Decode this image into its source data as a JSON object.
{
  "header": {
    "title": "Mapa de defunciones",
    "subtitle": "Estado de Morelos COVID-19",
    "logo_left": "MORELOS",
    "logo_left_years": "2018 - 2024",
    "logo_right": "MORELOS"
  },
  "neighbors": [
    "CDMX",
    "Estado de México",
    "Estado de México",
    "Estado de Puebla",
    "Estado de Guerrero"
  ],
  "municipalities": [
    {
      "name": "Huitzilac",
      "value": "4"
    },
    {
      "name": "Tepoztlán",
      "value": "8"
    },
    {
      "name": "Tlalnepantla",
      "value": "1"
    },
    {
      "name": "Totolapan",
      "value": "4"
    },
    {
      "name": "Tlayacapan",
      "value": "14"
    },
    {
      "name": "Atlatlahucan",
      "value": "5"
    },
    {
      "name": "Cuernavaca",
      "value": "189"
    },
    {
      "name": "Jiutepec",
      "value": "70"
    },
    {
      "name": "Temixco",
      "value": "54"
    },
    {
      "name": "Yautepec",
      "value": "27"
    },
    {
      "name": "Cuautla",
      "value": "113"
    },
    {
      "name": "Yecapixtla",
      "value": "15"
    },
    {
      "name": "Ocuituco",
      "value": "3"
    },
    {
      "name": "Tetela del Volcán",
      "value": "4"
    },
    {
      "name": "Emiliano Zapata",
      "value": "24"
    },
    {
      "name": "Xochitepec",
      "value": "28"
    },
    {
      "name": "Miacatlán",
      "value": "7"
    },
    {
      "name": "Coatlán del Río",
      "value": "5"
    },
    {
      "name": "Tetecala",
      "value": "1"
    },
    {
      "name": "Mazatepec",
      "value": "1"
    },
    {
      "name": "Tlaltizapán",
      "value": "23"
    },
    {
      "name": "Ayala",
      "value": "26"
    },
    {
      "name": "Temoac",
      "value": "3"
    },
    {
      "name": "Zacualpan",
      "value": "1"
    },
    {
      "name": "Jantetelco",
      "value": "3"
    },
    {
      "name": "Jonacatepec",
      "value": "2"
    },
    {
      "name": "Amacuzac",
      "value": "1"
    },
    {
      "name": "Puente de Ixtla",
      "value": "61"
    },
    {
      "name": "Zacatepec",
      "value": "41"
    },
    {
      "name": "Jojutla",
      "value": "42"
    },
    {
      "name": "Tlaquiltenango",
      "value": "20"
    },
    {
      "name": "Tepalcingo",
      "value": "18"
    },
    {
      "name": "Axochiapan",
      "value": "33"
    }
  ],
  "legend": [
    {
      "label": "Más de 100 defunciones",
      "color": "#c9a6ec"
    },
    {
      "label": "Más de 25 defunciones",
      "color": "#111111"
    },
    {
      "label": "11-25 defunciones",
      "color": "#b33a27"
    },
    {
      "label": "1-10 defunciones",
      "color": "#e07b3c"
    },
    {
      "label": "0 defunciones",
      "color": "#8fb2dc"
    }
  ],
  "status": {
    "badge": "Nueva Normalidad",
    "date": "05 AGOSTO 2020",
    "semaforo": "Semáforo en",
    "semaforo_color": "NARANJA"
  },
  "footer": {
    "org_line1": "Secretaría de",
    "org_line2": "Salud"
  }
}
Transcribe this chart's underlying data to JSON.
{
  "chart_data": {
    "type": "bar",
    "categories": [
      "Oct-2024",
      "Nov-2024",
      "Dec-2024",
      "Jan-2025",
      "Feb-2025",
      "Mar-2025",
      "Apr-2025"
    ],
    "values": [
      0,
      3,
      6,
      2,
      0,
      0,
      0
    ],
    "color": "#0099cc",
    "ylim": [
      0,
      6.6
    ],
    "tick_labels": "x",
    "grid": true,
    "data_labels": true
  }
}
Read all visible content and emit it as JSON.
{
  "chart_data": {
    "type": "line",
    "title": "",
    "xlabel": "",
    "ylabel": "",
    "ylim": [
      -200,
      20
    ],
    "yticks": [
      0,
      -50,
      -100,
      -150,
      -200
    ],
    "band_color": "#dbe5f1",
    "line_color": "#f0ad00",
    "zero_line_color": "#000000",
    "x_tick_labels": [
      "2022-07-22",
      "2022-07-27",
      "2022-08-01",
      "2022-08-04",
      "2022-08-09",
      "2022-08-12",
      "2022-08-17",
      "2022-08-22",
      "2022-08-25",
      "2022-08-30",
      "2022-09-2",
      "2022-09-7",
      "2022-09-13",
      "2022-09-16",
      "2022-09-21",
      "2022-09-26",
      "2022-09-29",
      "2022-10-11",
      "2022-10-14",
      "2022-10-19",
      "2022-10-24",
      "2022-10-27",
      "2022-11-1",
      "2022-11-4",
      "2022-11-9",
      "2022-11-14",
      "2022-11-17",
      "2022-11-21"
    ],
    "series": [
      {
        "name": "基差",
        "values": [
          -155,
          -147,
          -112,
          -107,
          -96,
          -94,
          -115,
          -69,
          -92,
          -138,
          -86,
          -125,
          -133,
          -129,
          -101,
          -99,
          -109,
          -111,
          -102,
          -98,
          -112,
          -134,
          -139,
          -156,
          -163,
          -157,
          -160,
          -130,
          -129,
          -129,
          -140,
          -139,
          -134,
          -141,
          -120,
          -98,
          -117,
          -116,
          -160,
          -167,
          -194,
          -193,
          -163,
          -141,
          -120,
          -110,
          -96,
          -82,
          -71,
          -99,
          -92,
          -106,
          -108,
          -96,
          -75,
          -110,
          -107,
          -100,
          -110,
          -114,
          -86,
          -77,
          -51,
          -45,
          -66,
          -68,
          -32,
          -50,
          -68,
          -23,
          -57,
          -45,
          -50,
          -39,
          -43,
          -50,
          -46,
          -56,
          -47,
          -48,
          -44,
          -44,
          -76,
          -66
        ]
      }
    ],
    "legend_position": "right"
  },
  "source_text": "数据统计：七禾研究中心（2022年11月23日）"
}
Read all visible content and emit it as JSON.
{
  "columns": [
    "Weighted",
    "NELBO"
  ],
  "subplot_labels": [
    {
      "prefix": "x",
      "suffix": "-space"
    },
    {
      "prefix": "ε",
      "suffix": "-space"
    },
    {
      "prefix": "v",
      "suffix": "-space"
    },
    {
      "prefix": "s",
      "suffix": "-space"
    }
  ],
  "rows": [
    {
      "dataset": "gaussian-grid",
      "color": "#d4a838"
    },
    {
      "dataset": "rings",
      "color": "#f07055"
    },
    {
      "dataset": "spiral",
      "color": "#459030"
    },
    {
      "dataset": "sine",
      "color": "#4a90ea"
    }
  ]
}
====================
▶ _Work to do_
Your task is to repeat the data exactly; please include every line.

▶ _Written reply_
Decode this image into its source data as a JSON object.
{
  "header": {
    "title": "Mapa de defunciones",
    "subtitle": "Estado de Morelos COVID-19",
    "logo_left": "MORELOS",
    "logo_left_years": "2018 - 2024",
    "logo_right": "MORELOS"
  },
  "neighbors": [
    "CDMX",
    "Estado de México",
    "Estado de México",
    "Estado de Puebla",
    "Estado de Guerrero"
  ],
  "municipalities": [
    {
      "name": "Huitzilac",
      "value": "4"
    },
    {
      "name": "Tepoztlán",
      "value": "8"
    },
    {
      "name": "Tlalnepantla",
      "value": "1"
    },
    {
      "name": "Totolapan",
      "value": "4"
    },
    {
      "name": "Tlayacapan",
      "value": "14"
    },
    {
      "name": "Atlatlahucan",
      "value": "5"
    },
    {
      "name": "Cuernavaca",
      "value": "189"
    },
    {
      "name": "Jiutepec",
      "value": "70"
    },
    {
      "name": "Temixco",
      "value": "54"
    },
    {
      "name": "Yautepec",
      "value": "27"
    },
    {
      "name": "Cuautla",
      "value": "113"
    },
    {
      "name": "Yecapixtla",
      "value": "15"
    },
    {
      "name": "Ocuituco",
      "value": "3"
    },
    {
      "name": "Tetela del Volcán",
      "value": "4"
    },
    {
      "name": "Emiliano Zapata",
      "value": "24"
    },
    {
      "name": "Xochitepec",
      "value": "28"
    },
    {
      "name": "Miacatlán",
      "value": "7"
    },
    {
      "name": "Coatlán del Río",
      "value": "5"
    },
    {
      "name": "Tetecala",
      "value": "1"
    },
    {
      "name": "Mazatepec",
      "value": "1"
    },
    {
      "name": "Tlaltizapán",
      "value": "23"
    },
    {
      "name": "Ayala",
      "value": "26"
    },
    {
      "name": "Temoac",
      "value": "3"
    },
    {
      "name": "Zacualpan",
      "value": "1"
    },
    {
      "name": "Jantetelco",
      "value": "3"
    },
    {
      "name": "Jonacatepec",
      "value": "2"
    },
    {
      "name": "Amacuzac",
      "value": "1"
    },
    {
      "name": "Puente de Ixtla",
      "value": "61"
    },
    {
      "name": "Zacatepec",
      "value": "41"
    },
    {
      "name": "Jojutla",
      "value": "42"
    },
    {
      "name": "Tlaquiltenango",
      "value": "20"
    },
    {
      "name": "Tepalcingo",
      "value": "18"
    },
    {
      "name": "Axochiapan",
      "value": "33"
    }
  ],
  "legend": [
    {
      "label": "Más de 100 defunciones",
      "color": "#c9a6ec"
    },
    {
      "label": "Más de 25 defunciones",
      "color": "#111111"
    },
    {
      "label": "11-25 defunciones",
      "color": "#b33a27"
    },
    {
      "label": "1-10 defunciones",
      "color": "#e07b3c"
    },
    {
      "label": "0 defunciones",
      "color": "#8fb2dc"
    }
  ],
  "status": {
    "badge": "Nueva Normalidad",
    "date": "05 AGOSTO 2020",
    "semaforo": "Semáforo en",
    "semaforo_color": "NARANJA"
  },
  "footer": {
    "org_line1": "Secretaría de",
    "org_line2": "Salud"
  }
}
Transcribe this chart's underlying data to JSON.
{
  "chart_data": {
    "type": "bar",
    "categories": [
      "Oct-2024",
      "Nov-2024",
      "Dec-2024",
      "Jan-2025",
      "Feb-2025",
      "Mar-2025",
      "Apr-2025"
    ],
    "values": [
      0,
      3,
      6,
      2,
      0,
      0,
      0
    ],
    "color": "#0099cc",
    "ylim": [
      0,
      6.6
    ],
    "tick_labels": "x",
    "grid": true,
    "data_labels": true
  }
}
Read all visible content and emit it as JSON.
{
  "chart_data": {
    "type": "line",
    "title": "",
    "xlabel": "",
    "ylabel": "",
    "ylim": [
      -200,
      20
    ],
    "yticks": [
      0,
      -50,
      -100,
      -150,
      -200
    ],
    "band_color": "#dbe5f1",
    "line_color": "#f0ad00",
    "zero_line_color": "#000000",
    "x_tick_labels": [
      "2022-07-22",
      "2022-07-27",
      "2022-08-01",
      "2022-08-04",
      "2022-08-09",
      "2022-08-12",
      "2022-08-17",
      "2022-08-22",
      "2022-08-25",
      "2022-08-30",
      "2022-09-2",
      "2022-09-7",
      "2022-09-13",
      "2022-09-16",
      "2022-09-21",
      "2022-09-26",
      "2022-09-29",
      "2022-10-11",
      "2022-10-14",
      "2022-10-19",
      "2022-10-24",
      "2022-10-27",
      "2022-11-1",
      "2022-11-4",
      "2022-11-9",
      "2022-11-14",
      "2022-11-17",
      "2022-11-21"
    ],
    "series": [
      {
        "name": "基差",
        "values": [
          -155,
          -147,
          -112,
          -107,
          -96,
          -94,
          -115,
          -69,
          -92,
          -138,
          -86,
          -125,
          -133,
          -129,
          -101,
          -99,
          -109,
          -111,
          -102,
          -98,
          -112,
          -134,
          -139,
          -156,
          -163,
          -157,
          -160,
          -130,
          -129,
          -129,
          -140,
          -139,
          -134,
          -141,
          -120,
          -98,
          -117,
          -116,
          -160,
          -167,
          -194,
          -193,
          -163,
          -141,
          -120,
          -110,
          -96,
          -82,
          -71,
          -99,
          -92,
          -106,
          -108,
          -96,
          -75,
          -110,
          -107,
          -100,
          -110,
          -114,
          -86,
          -77,
          -51,
          -45,
          -66,
          -68,
          -32,
          -50,
          -68,
          -23,
          -57,
          -45,
          -50,
          -39,
          -43,
          -50,
          -46,
          -56,
          -47,
          -48,
          -44,
          -44,
          -76,
          -66
        ]
      }
    ],
    "legend_position": "right"
  },
  "source_text": "数据统计：七禾研究中心（2022年11月23日）"
}
Read all visible content and emit it as JSON.
{
  "columns": [
    "Weighted",
    "NELBO"
  ],
  "subplot_labels": [
    {
      "prefix": "x",
      "suffix": "-space"
    },
    {
      "prefix": "ε",
      "suffix": "-space"
    },
    {
      "prefix": "v",
      "suffix": "-space"
    },
    {
      "prefix": "s",
      "suffix": "-space"
    }
  ],
  "rows": [
    {
      "dataset": "gaussian-grid",
      "color": "#d4a838"
    },
    {
      "dataset": "rings",
      "color": "#f07055"
    },
    {
      "dataset": "spiral",
      "color": "#459030"
    },
    {
      "dataset": "sine",
      "color": "#4a90ea"
    }
  ]
}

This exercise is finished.